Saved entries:
>>>
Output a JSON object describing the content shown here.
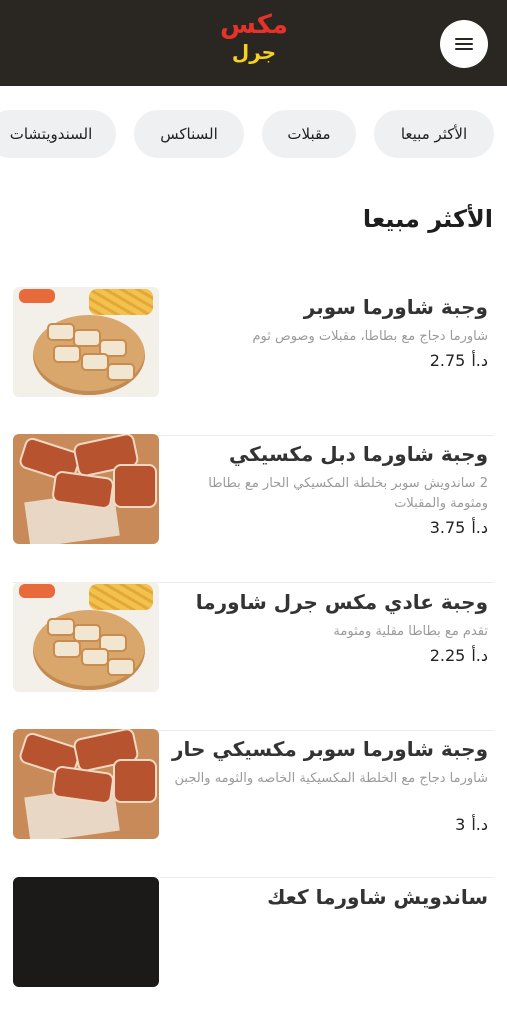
{
  "header": {
    "logo_line1": "مكس",
    "logo_line2": "جرل",
    "menu_icon": "hamburger-menu-icon"
  },
  "categories": [
    "الأكثر مبيعا",
    "مقبلات",
    "السناكس",
    "السندويتشات"
  ],
  "section_title": "الأكثر مبيعا",
  "currency": "د.أ",
  "items": [
    {
      "name": "وجبة شاورما سوبر",
      "desc": "شاورما دجاج مع بطاطا، مقبلات وصوص ثوم",
      "price": "2.75",
      "image": "shawarma-platter"
    },
    {
      "name": "وجبة شاورما دبل مكسيكي",
      "desc": "2 ساندويش سوبر بخلطة المكسيكي الحار مع بطاطا ومثومة والمقبلات",
      "price": "3.75",
      "image": "mexican-shawarma-rolls"
    },
    {
      "name": "وجبة عادي مكس جرل شاورما",
      "desc": "تقدم مع بطاطا مقلية ومثومة",
      "price": "2.25",
      "image": "shawarma-platter"
    },
    {
      "name": "وجبة شاورما سوبر مكسيكي حار",
      "desc": "شاورما دجاج مع الخلطة المكسيكية الخاصه والثومه والجبن",
      "price": "3",
      "image": "mexican-shawarma-rolls"
    },
    {
      "name": "ساندويش شاورما كعك",
      "desc": "",
      "price": "",
      "image": "dark-sandwich"
    }
  ]
}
<<<
Omit every picture, and otherwise quote the entries exactly.

Output a JSON object describing the content shown here.
{
  "header": {
    "logo_line1": "مكس",
    "logo_line2": "جرل",
    "menu_icon": "hamburger-menu-icon"
  },
  "categories": [
    "الأكثر مبيعا",
    "مقبلات",
    "السناكس",
    "السندويتشات"
  ],
  "section_title": "الأكثر مبيعا",
  "currency": "د.أ",
  "items": [
    {
      "name": "وجبة شاورما سوبر",
      "desc": "شاورما دجاج مع بطاطا، مقبلات وصوص ثوم",
      "price": "2.75",
      "image": "shawarma-platter"
    },
    {
      "name": "وجبة شاورما دبل مكسيكي",
      "desc": "2 ساندويش سوبر بخلطة المكسيكي الحار مع بطاطا ومثومة والمقبلات",
      "price": "3.75",
      "image": "mexican-shawarma-rolls"
    },
    {
      "name": "وجبة عادي مكس جرل شاورما",
      "desc": "تقدم مع بطاطا مقلية ومثومة",
      "price": "2.25",
      "image": "shawarma-platter"
    },
    {
      "name": "وجبة شاورما سوبر مكسيكي حار",
      "desc": "شاورما دجاج مع الخلطة المكسيكية الخاصه والثومه والجبن",
      "price": "3",
      "image": "mexican-shawarma-rolls"
    },
    {
      "name": "ساندويش شاورما كعك",
      "desc": "",
      "price": "",
      "image": "dark-sandwich"
    }
  ]
}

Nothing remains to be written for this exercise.